=== AIM ===
Copy out every line from the one containing "channel-trace — [349, 420, 385, 426]" down to the one containing "channel-trace — [303, 591, 356, 597]", both included, keeping each line unchanged.

=== RECORDS FOR THIS EXERCISE ===
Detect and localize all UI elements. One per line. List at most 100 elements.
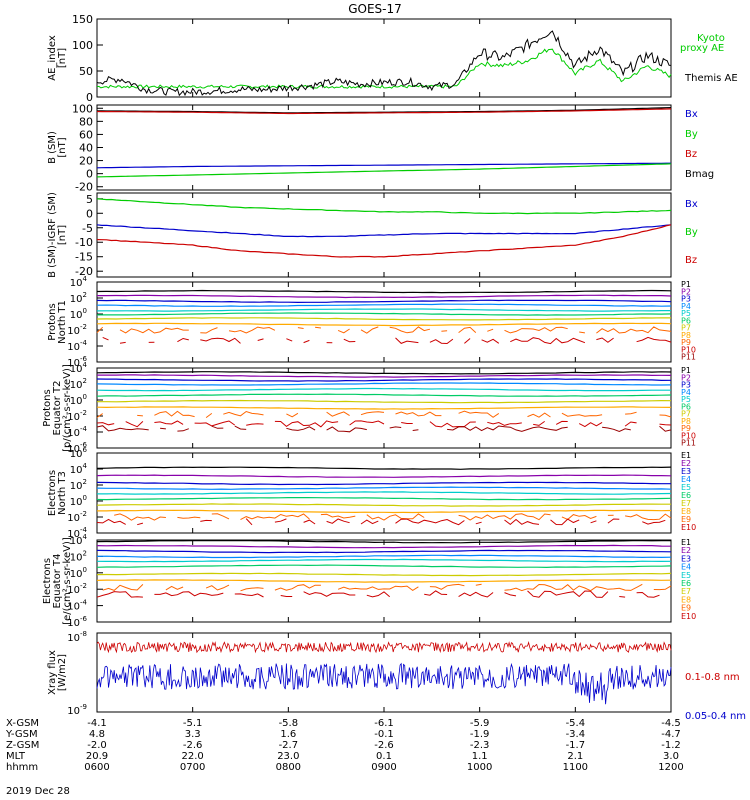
channel-trace — [349, 420, 385, 426]
y-tick-label: 50 — [79, 65, 93, 78]
legend-bz: Bz — [685, 255, 697, 266]
ephemeris-value: -1.2 — [661, 740, 681, 751]
legend-e1: E1 — [681, 451, 691, 460]
y-tick-label: 40 — [79, 142, 93, 155]
y-tick-label: 10-6 — [67, 615, 87, 629]
y-tick-label: -20 — [75, 265, 93, 278]
channel-trace — [366, 513, 425, 521]
channel-trace — [96, 549, 672, 554]
channel-trace — [320, 513, 356, 519]
channel-trace — [366, 591, 391, 598]
channel-trace — [395, 518, 465, 526]
channel-trace — [504, 592, 517, 597]
channel-trace — [303, 591, 356, 597]
channel-trace — [137, 522, 144, 526]
channel-trace — [389, 426, 402, 429]
channel-trace — [527, 590, 609, 598]
y-tick-label: 10-6 — [67, 441, 87, 455]
channel-trace — [96, 486, 672, 490]
ephemeris-value: -2.3 — [469, 740, 490, 751]
channel-trace — [303, 519, 316, 525]
channel-trace — [343, 338, 356, 343]
channel-trace — [97, 399, 672, 404]
ephemeris-value: 0800 — [275, 762, 302, 773]
channel-trace — [636, 591, 660, 598]
legend-bmag: Bmag — [685, 169, 714, 180]
channel-trace — [602, 426, 631, 433]
channel-trace — [561, 514, 597, 520]
channel-trace — [96, 413, 103, 418]
legend-e2: E2 — [681, 459, 691, 468]
ephemeris-value: -2.6 — [182, 740, 203, 751]
ephemeris-value: 3.3 — [184, 729, 201, 740]
channel-trace — [429, 583, 465, 590]
ephemeris-value: 4.8 — [89, 729, 105, 740]
legend-p2: P2 — [681, 373, 691, 382]
legend-p7: P7 — [681, 324, 691, 333]
channel-trace — [234, 425, 247, 430]
y-axis-label: [nT] — [57, 48, 68, 68]
y-tick-label: 10-4 — [67, 526, 87, 540]
date-label: 2019 Dec 28 — [6, 786, 70, 797]
y-tick-label: 100 — [72, 39, 93, 52]
ephemeris-value: 0600 — [84, 762, 110, 773]
legend-e2: E2 — [681, 546, 691, 555]
ephemeris-value: -5.1 — [182, 718, 203, 729]
channel-trace — [154, 591, 224, 597]
panel-frame-6 — [96, 452, 672, 534]
ephemeris-value: 20.9 — [85, 751, 109, 762]
legend-e4: E4 — [681, 563, 691, 572]
legend-bx: Bx — [685, 109, 698, 120]
channel-trace — [228, 326, 276, 334]
channel-trace — [96, 503, 671, 507]
ephemeris-row-label: Z-GSM — [6, 740, 40, 751]
channel-trace — [389, 326, 431, 334]
legend-p9: P9 — [681, 424, 691, 433]
chart-title: GOES-17 — [348, 2, 402, 16]
series-line-kyoto-proxy-ae — [96, 48, 672, 89]
legend-proxy-ae: proxy AE — [680, 43, 724, 54]
channel-trace — [315, 326, 321, 329]
series-line-themis-ae — [96, 30, 672, 97]
channel-trace — [96, 579, 672, 583]
channel-trace — [177, 516, 201, 519]
channel-trace — [102, 336, 109, 341]
ephemeris-value: 1100 — [562, 762, 589, 773]
series-line-bmag — [97, 107, 672, 114]
channel-trace — [274, 584, 321, 591]
series-line-by — [96, 163, 672, 178]
channel-trace — [504, 326, 568, 334]
legend-e1: E1 — [681, 538, 691, 547]
channel-trace — [360, 519, 379, 525]
y-tick-label: 100 — [70, 494, 87, 508]
legend-e9: E9 — [681, 515, 691, 524]
channel-trace — [96, 558, 672, 563]
channel-trace — [125, 421, 144, 428]
y-axis-label: Equator T2 — [52, 381, 63, 436]
legend-p8: P8 — [681, 331, 691, 340]
y-tick-label: 10-4 — [67, 425, 87, 439]
ephemeris-value: -3.4 — [565, 729, 586, 740]
ephemeris-value: 1.6 — [280, 729, 297, 740]
y-tick-label: 10-6 — [67, 355, 87, 369]
channel-trace — [360, 411, 385, 416]
y-tick-label: 0 — [86, 207, 93, 220]
legend-p7: P7 — [681, 410, 691, 419]
y-tick-label: -10 — [75, 236, 93, 249]
channel-trace — [96, 406, 672, 410]
ephemeris-value: -4.7 — [661, 729, 681, 740]
y-axis-label: North T3 — [57, 471, 68, 515]
ephemeris-value: -4.5 — [661, 718, 681, 729]
channel-trace — [590, 520, 597, 524]
channel-trace — [97, 509, 672, 514]
legend-p8: P8 — [681, 417, 691, 426]
ephemeris-value: 0.1 — [376, 751, 392, 762]
y-tick-label: -5 — [82, 222, 93, 235]
channel-trace — [97, 294, 672, 299]
channel-trace — [211, 425, 224, 429]
channel-trace — [211, 513, 230, 520]
legend-e10: E10 — [681, 612, 696, 621]
channel-trace — [119, 327, 189, 334]
channel-trace — [326, 411, 350, 417]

=== EXERCISE OUTPUT ===
channel-trace — [349, 420, 385, 426]
y-tick-label: 50 — [79, 65, 93, 78]
legend-bz: Bz — [685, 255, 697, 266]
ephemeris-value: -1.2 — [661, 740, 681, 751]
legend-e1: E1 — [681, 451, 691, 460]
y-tick-label: 40 — [79, 142, 93, 155]
y-tick-label: 10-6 — [67, 615, 87, 629]
y-tick-label: -20 — [75, 265, 93, 278]
channel-trace — [366, 513, 425, 521]
channel-trace — [96, 549, 672, 554]
channel-trace — [320, 513, 356, 519]
channel-trace — [366, 591, 391, 598]
channel-trace — [395, 518, 465, 526]
channel-trace — [504, 592, 517, 597]
channel-trace — [303, 591, 356, 597]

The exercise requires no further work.